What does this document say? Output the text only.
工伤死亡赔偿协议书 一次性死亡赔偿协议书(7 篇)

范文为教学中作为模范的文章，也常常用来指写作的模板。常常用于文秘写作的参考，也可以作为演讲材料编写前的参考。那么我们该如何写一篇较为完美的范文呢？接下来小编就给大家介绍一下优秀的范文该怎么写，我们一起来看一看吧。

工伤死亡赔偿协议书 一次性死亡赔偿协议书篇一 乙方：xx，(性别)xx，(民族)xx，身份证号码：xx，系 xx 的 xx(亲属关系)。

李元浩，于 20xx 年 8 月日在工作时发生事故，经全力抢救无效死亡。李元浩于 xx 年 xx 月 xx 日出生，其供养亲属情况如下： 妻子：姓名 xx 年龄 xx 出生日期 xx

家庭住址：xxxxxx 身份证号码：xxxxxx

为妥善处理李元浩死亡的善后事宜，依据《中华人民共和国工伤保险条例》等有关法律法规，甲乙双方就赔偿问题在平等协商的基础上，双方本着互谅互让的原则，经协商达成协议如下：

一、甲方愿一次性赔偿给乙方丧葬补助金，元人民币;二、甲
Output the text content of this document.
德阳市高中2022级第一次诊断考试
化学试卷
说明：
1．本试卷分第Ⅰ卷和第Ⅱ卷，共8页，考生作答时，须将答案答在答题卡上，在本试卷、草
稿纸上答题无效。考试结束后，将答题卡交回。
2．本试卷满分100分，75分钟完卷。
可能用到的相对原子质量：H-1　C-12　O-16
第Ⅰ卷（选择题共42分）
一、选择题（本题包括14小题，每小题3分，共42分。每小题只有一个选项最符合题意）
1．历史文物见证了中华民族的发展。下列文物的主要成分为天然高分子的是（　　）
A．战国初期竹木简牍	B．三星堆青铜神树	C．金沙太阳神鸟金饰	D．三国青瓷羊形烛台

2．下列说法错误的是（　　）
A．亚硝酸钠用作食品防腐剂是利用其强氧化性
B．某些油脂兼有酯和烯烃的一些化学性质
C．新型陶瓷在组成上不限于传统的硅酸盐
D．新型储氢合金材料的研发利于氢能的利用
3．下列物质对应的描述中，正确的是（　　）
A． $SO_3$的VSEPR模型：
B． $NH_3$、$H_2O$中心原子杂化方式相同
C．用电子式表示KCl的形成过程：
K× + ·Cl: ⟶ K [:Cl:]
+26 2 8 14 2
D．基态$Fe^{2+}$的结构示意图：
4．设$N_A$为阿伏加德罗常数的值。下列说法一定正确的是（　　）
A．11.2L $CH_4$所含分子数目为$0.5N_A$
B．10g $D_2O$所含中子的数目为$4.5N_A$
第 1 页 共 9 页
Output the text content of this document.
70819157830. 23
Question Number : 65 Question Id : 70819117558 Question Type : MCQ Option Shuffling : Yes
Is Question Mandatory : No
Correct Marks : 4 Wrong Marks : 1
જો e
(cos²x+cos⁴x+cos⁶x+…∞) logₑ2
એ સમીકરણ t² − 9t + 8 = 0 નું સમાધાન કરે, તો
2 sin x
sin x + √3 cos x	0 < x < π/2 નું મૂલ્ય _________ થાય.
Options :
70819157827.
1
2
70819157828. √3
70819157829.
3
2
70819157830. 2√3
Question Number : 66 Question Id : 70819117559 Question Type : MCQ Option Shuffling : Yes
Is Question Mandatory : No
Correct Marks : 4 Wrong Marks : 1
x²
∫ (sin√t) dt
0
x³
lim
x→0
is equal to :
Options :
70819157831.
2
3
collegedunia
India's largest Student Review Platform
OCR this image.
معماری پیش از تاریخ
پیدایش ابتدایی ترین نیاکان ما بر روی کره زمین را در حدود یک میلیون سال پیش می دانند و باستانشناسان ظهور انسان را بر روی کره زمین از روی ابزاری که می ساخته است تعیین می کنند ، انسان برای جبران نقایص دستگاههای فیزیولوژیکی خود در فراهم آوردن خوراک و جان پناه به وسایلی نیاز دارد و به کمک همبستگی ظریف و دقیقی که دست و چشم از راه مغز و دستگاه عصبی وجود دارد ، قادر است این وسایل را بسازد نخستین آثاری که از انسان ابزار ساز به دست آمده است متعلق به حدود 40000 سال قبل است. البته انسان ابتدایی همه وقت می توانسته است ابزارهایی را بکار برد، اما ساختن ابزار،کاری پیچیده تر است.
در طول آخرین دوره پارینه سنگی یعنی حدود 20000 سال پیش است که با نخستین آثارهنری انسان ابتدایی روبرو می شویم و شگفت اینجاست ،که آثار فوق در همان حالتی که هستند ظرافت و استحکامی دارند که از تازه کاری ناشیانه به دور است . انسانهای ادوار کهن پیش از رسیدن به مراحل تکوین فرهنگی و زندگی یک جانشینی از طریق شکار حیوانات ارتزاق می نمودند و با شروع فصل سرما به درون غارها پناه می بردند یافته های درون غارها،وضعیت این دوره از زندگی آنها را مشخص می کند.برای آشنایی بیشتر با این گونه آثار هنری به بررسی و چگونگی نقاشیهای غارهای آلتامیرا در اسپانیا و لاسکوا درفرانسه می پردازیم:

------------------------------------------------

> WHAT IS ASKED: Restate all of the entries above precisely.

> TASK RESULT:
What does this document say? Output the text only.
工伤死亡赔偿协议书 一次性死亡赔偿协议书(7 篇)

范文为教学中作为模范的文章，也常常用来指写作的模板。常常用于文秘写作的参考，也可以作为演讲材料编写前的参考。那么我们该如何写一篇较为完美的范文呢？接下来小编就给大家介绍一下优秀的范文该怎么写，我们一起来看一看吧。

工伤死亡赔偿协议书 一次性死亡赔偿协议书篇一 乙方：xx，(性别)xx，(民族)xx，身份证号码：xx，系 xx 的 xx(亲属关系)。

李元浩，于 20xx 年 8 月日在工作时发生事故，经全力抢救无效死亡。李元浩于 xx 年 xx 月 xx 日出生，其供养亲属情况如下： 妻子：姓名 xx 年龄 xx 出生日期 xx

家庭住址：xxxxxx 身份证号码：xxxxxx

为妥善处理李元浩死亡的善后事宜，依据《中华人民共和国工伤保险条例》等有关法律法规，甲乙双方就赔偿问题在平等协商的基础上，双方本着互谅互让的原则，经协商达成协议如下：

一、甲方愿一次性赔偿给乙方丧葬补助金，元人民币;二、甲
Output the text content of this document.
德阳市高中2022级第一次诊断考试
化学试卷
说明：
1．本试卷分第Ⅰ卷和第Ⅱ卷，共8页，考生作答时，须将答案答在答题卡上，在本试卷、草
稿纸上答题无效。考试结束后，将答题卡交回。
2．本试卷满分100分，75分钟完卷。
可能用到的相对原子质量：H-1　C-12　O-16
第Ⅰ卷（选择题共42分）
一、选择题（本题包括14小题，每小题3分，共42分。每小题只有一个选项最符合题意）
1．历史文物见证了中华民族的发展。下列文物的主要成分为天然高分子的是（　　）
A．战国初期竹木简牍	B．三星堆青铜神树	C．金沙太阳神鸟金饰	D．三国青瓷羊形烛台

2．下列说法错误的是（　　）
A．亚硝酸钠用作食品防腐剂是利用其强氧化性
B．某些油脂兼有酯和烯烃的一些化学性质
C．新型陶瓷在组成上不限于传统的硅酸盐
D．新型储氢合金材料的研发利于氢能的利用
3．下列物质对应的描述中，正确的是（　　）
A． $SO_3$的VSEPR模型：
B． $NH_3$、$H_2O$中心原子杂化方式相同
C．用电子式表示KCl的形成过程：
K× + ·Cl: ⟶ K [:Cl:]
+26 2 8 14 2
D．基态$Fe^{2+}$的结构示意图：
4．设$N_A$为阿伏加德罗常数的值。下列说法一定正确的是（　　）
A．11.2L $CH_4$所含分子数目为$0.5N_A$
B．10g $D_2O$所含中子的数目为$4.5N_A$
第 1 页 共 9 页
Output the text content of this document.
70819157830. 23
Question Number : 65 Question Id : 70819117558 Question Type : MCQ Option Shuffling : Yes
Is Question Mandatory : No
Correct Marks : 4 Wrong Marks : 1
જો e
(cos²x+cos⁴x+cos⁶x+…∞) logₑ2
એ સમીકરણ t² − 9t + 8 = 0 નું સમાધાન કરે, તો
2 sin x
sin x + √3 cos x	0 < x < π/2 નું મૂલ્ય _________ થાય.
Options :
70819157827.
1
2
70819157828. √3
70819157829.
3
2
70819157830. 2√3
Question Number : 66 Question Id : 70819117559 Question Type : MCQ Option Shuffling : Yes
Is Question Mandatory : No
Correct Marks : 4 Wrong Marks : 1
x²
∫ (sin√t) dt
0
x³
lim
x→0
is equal to :
Options :
70819157831.
2
3
collegedunia
India's largest Student Review Platform
OCR this image.
معماری پیش از تاریخ
پیدایش ابتدایی ترین نیاکان ما بر روی کره زمین را در حدود یک میلیون سال پیش می دانند و باستانشناسان ظهور انسان را بر روی کره زمین از روی ابزاری که می ساخته است تعیین می کنند ، انسان برای جبران نقایص دستگاههای فیزیولوژیکی خود در فراهم آوردن خوراک و جان پناه به وسایلی نیاز دارد و به کمک همبستگی ظریف و دقیقی که دست و چشم از راه مغز و دستگاه عصبی وجود دارد ، قادر است این وسایل را بسازد نخستین آثاری که از انسان ابزار ساز به دست آمده است متعلق به حدود 40000 سال قبل است. البته انسان ابتدایی همه وقت می توانسته است ابزارهایی را بکار برد، اما ساختن ابزار،کاری پیچیده تر است.
در طول آخرین دوره پارینه سنگی یعنی حدود 20000 سال پیش است که با نخستین آثارهنری انسان ابتدایی روبرو می شویم و شگفت اینجاست ،که آثار فوق در همان حالتی که هستند ظرافت و استحکامی دارند که از تازه کاری ناشیانه به دور است . انسانهای ادوار کهن پیش از رسیدن به مراحل تکوین فرهنگی و زندگی یک جانشینی از طریق شکار حیوانات ارتزاق می نمودند و با شروع فصل سرما به درون غارها پناه می بردند یافته های درون غارها،وضعیت این دوره از زندگی آنها را مشخص می کند.برای آشنایی بیشتر با این گونه آثار هنری به بررسی و چگونگی نقاشیهای غارهای آلتامیرا در اسپانیا و لاسکوا درفرانسه می پردازیم:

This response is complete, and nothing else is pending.